WRITTEN INSTRUCTION =>
Return the whole listing exactly as it stands.

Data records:
## begin
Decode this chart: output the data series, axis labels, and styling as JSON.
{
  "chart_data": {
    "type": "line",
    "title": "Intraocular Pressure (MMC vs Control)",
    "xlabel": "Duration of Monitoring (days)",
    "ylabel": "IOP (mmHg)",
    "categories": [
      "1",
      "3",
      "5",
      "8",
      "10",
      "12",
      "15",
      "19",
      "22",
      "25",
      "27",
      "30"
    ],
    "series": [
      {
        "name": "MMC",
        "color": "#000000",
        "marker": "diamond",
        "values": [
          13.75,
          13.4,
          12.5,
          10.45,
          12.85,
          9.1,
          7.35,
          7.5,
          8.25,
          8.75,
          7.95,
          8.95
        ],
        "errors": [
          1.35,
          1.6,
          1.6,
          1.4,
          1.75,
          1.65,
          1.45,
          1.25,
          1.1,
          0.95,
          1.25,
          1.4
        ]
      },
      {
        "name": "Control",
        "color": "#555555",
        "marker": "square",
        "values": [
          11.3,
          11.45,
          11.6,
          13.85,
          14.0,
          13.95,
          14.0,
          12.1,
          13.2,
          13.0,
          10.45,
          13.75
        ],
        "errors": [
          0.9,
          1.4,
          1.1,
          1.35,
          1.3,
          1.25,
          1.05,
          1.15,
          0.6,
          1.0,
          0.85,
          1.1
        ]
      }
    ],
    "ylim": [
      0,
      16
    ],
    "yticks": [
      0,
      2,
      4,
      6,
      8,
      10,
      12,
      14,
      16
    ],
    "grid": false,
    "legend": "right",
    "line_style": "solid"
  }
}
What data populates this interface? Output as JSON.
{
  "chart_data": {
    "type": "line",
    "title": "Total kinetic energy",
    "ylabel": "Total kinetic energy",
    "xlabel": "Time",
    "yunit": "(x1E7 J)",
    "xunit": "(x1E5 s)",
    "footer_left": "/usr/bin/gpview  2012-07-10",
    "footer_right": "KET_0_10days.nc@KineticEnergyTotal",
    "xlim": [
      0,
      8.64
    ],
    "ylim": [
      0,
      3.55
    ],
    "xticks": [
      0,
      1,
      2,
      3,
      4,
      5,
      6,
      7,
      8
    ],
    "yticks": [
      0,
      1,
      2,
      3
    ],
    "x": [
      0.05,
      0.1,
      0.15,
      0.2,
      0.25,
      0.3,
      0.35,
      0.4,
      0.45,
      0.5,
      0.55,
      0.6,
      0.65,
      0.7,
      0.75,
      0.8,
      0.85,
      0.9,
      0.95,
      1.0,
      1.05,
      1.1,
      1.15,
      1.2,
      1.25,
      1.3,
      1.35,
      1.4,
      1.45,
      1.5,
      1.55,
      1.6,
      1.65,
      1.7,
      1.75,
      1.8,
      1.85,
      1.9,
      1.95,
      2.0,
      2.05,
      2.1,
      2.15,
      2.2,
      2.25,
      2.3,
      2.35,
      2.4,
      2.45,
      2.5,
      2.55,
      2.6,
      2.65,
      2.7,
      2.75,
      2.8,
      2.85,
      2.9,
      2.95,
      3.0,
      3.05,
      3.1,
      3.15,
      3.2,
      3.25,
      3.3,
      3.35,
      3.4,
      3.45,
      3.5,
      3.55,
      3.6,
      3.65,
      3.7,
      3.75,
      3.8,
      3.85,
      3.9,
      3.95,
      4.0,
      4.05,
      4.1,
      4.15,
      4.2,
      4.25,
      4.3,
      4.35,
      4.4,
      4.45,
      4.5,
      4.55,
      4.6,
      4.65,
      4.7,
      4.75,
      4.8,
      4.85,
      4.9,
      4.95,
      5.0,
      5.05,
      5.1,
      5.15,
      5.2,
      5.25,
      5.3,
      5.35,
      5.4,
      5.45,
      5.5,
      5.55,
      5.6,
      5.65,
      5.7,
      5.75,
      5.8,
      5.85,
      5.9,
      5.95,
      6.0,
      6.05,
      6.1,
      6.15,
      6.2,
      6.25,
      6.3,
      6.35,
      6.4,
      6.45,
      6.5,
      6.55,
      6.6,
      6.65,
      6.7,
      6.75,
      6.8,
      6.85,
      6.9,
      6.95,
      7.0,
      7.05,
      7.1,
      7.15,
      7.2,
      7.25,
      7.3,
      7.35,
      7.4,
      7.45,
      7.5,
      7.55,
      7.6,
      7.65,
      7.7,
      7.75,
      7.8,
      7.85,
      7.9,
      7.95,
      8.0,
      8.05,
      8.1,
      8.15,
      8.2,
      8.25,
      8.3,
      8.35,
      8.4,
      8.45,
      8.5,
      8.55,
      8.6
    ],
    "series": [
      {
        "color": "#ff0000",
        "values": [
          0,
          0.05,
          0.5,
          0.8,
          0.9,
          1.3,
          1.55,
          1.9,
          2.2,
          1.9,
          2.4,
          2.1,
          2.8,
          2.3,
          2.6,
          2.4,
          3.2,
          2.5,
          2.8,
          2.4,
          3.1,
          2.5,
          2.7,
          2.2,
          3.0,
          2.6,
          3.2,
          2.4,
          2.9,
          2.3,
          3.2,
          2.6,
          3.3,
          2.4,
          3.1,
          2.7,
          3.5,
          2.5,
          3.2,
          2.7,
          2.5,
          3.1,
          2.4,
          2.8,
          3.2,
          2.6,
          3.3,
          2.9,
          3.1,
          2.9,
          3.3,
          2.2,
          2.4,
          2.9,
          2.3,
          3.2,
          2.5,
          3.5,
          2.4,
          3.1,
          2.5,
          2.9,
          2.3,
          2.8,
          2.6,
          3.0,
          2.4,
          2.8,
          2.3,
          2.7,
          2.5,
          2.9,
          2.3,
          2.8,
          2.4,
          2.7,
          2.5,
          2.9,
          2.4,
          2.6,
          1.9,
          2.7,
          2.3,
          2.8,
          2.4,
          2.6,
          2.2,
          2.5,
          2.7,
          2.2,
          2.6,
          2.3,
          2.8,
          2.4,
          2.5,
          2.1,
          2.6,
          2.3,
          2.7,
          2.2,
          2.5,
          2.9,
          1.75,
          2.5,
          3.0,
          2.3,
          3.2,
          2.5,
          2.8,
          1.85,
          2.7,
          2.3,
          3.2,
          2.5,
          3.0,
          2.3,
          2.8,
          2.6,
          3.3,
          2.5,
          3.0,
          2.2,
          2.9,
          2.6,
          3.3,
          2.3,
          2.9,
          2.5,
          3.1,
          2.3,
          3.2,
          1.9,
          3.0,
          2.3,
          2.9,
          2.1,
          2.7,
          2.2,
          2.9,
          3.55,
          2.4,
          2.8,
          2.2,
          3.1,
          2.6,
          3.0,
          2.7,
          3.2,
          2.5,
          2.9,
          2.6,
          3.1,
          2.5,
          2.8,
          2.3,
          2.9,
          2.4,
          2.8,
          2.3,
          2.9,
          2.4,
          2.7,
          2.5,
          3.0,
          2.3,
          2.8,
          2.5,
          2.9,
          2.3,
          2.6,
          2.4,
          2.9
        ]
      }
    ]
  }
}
## end
FULL SOLUTION =>
Decode this chart: output the data series, axis labels, and styling as JSON.
{
  "chart_data": {
    "type": "line",
    "title": "Intraocular Pressure (MMC vs Control)",
    "xlabel": "Duration of Monitoring (days)",
    "ylabel": "IOP (mmHg)",
    "categories": [
      "1",
      "3",
      "5",
      "8",
      "10",
      "12",
      "15",
      "19",
      "22",
      "25",
      "27",
      "30"
    ],
    "series": [
      {
        "name": "MMC",
        "color": "#000000",
        "marker": "diamond",
        "values": [
          13.75,
          13.4,
          12.5,
          10.45,
          12.85,
          9.1,
          7.35,
          7.5,
          8.25,
          8.75,
          7.95,
          8.95
        ],
        "errors": [
          1.35,
          1.6,
          1.6,
          1.4,
          1.75,
          1.65,
          1.45,
          1.25,
          1.1,
          0.95,
          1.25,
          1.4
        ]
      },
      {
        "name": "Control",
        "color": "#555555",
        "marker": "square",
        "values": [
          11.3,
          11.45,
          11.6,
          13.85,
          14.0,
          13.95,
          14.0,
          12.1,
          13.2,
          13.0,
          10.45,
          13.75
        ],
        "errors": [
          0.9,
          1.4,
          1.1,
          1.35,
          1.3,
          1.25,
          1.05,
          1.15,
          0.6,
          1.0,
          0.85,
          1.1
        ]
      }
    ],
    "ylim": [
      0,
      16
    ],
    "yticks": [
      0,
      2,
      4,
      6,
      8,
      10,
      12,
      14,
      16
    ],
    "grid": false,
    "legend": "right",
    "line_style": "solid"
  }
}
What data populates this interface? Output as JSON.
{
  "chart_data": {
    "type": "line",
    "title": "Total kinetic energy",
    "ylabel": "Total kinetic energy",
    "xlabel": "Time",
    "yunit": "(x1E7 J)",
    "xunit": "(x1E5 s)",
    "footer_left": "/usr/bin/gpview  2012-07-10",
    "footer_right": "KET_0_10days.nc@KineticEnergyTotal",
    "xlim": [
      0,
      8.64
    ],
    "ylim": [
      0,
      3.55
    ],
    "xticks": [
      0,
      1,
      2,
      3,
      4,
      5,
      6,
      7,
      8
    ],
    "yticks": [
      0,
      1,
      2,
      3
    ],
    "x": [
      0.05,
      0.1,
      0.15,
      0.2,
      0.25,
      0.3,
      0.35,
      0.4,
      0.45,
      0.5,
      0.55,
      0.6,
      0.65,
      0.7,
      0.75,
      0.8,
      0.85,
      0.9,
      0.95,
      1.0,
      1.05,
      1.1,
      1.15,
      1.2,
      1.25,
      1.3,
      1.35,
      1.4,
      1.45,
      1.5,
      1.55,
      1.6,
      1.65,
      1.7,
      1.75,
      1.8,
      1.85,
      1.9,
      1.95,
      2.0,
      2.05,
      2.1,
      2.15,
      2.2,
      2.25,
      2.3,
      2.35,
      2.4,
      2.45,
      2.5,
      2.55,
      2.6,
      2.65,
      2.7,
      2.75,
      2.8,
      2.85,
      2.9,
      2.95,
      3.0,
      3.05,
      3.1,
      3.15,
      3.2,
      3.25,
      3.3,
      3.35,
      3.4,
      3.45,
      3.5,
      3.55,
      3.6,
      3.65,
      3.7,
      3.75,
      3.8,
      3.85,
      3.9,
      3.95,
      4.0,
      4.05,
      4.1,
      4.15,
      4.2,
      4.25,
      4.3,
      4.35,
      4.4,
      4.45,
      4.5,
      4.55,
      4.6,
      4.65,
      4.7,
      4.75,
      4.8,
      4.85,
      4.9,
      4.95,
      5.0,
      5.05,
      5.1,
      5.15,
      5.2,
      5.25,
      5.3,
      5.35,
      5.4,
      5.45,
      5.5,
      5.55,
      5.6,
      5.65,
      5.7,
      5.75,
      5.8,
      5.85,
      5.9,
      5.95,
      6.0,
      6.05,
      6.1,
      6.15,
      6.2,
      6.25,
      6.3,
      6.35,
      6.4,
      6.45,
      6.5,
      6.55,
      6.6,
      6.65,
      6.7,
      6.75,
      6.8,
      6.85,
      6.9,
      6.95,
      7.0,
      7.05,
      7.1,
      7.15,
      7.2,
      7.25,
      7.3,
      7.35,
      7.4,
      7.45,
      7.5,
      7.55,
      7.6,
      7.65,
      7.7,
      7.75,
      7.8,
      7.85,
      7.9,
      7.95,
      8.0,
      8.05,
      8.1,
      8.15,
      8.2,
      8.25,
      8.3,
      8.35,
      8.4,
      8.45,
      8.5,
      8.55,
      8.6
    ],
    "series": [
      {
        "color": "#ff0000",
        "values": [
          0,
          0.05,
          0.5,
          0.8,
          0.9,
          1.3,
          1.55,
          1.9,
          2.2,
          1.9,
          2.4,
          2.1,
          2.8,
          2.3,
          2.6,
          2.4,
          3.2,
          2.5,
          2.8,
          2.4,
          3.1,
          2.5,
          2.7,
          2.2,
          3.0,
          2.6,
          3.2,
          2.4,
          2.9,
          2.3,
          3.2,
          2.6,
          3.3,
          2.4,
          3.1,
          2.7,
          3.5,
          2.5,
          3.2,
          2.7,
          2.5,
          3.1,
          2.4,
          2.8,
          3.2,
          2.6,
          3.3,
          2.9,
          3.1,
          2.9,
          3.3,
          2.2,
          2.4,
          2.9,
          2.3,
          3.2,
          2.5,
          3.5,
          2.4,
          3.1,
          2.5,
          2.9,
          2.3,
          2.8,
          2.6,
          3.0,
          2.4,
          2.8,
          2.3,
          2.7,
          2.5,
          2.9,
          2.3,
          2.8,
          2.4,
          2.7,
          2.5,
          2.9,
          2.4,
          2.6,
          1.9,
          2.7,
          2.3,
          2.8,
          2.4,
          2.6,
          2.2,
          2.5,
          2.7,
          2.2,
          2.6,
          2.3,
          2.8,
          2.4,
          2.5,
          2.1,
          2.6,
          2.3,
          2.7,
          2.2,
          2.5,
          2.9,
          1.75,
          2.5,
          3.0,
          2.3,
          3.2,
          2.5,
          2.8,
          1.85,
          2.7,
          2.3,
          3.2,
          2.5,
          3.0,
          2.3,
          2.8,
          2.6,
          3.3,
          2.5,
          3.0,
          2.2,
          2.9,
          2.6,
          3.3,
          2.3,
          2.9,
          2.5,
          3.1,
          2.3,
          3.2,
          1.9,
          3.0,
          2.3,
          2.9,
          2.1,
          2.7,
          2.2,
          2.9,
          3.55,
          2.4,
          2.8,
          2.2,
          3.1,
          2.6,
          3.0,
          2.7,
          3.2,
          2.5,
          2.9,
          2.6,
          3.1,
          2.5,
          2.8,
          2.3,
          2.9,
          2.4,
          2.8,
          2.3,
          2.9,
          2.4,
          2.7,
          2.5,
          3.0,
          2.3,
          2.8,
          2.5,
          2.9,
          2.3,
          2.6,
          2.4,
          2.9
        ]
      }
    ]
  }
}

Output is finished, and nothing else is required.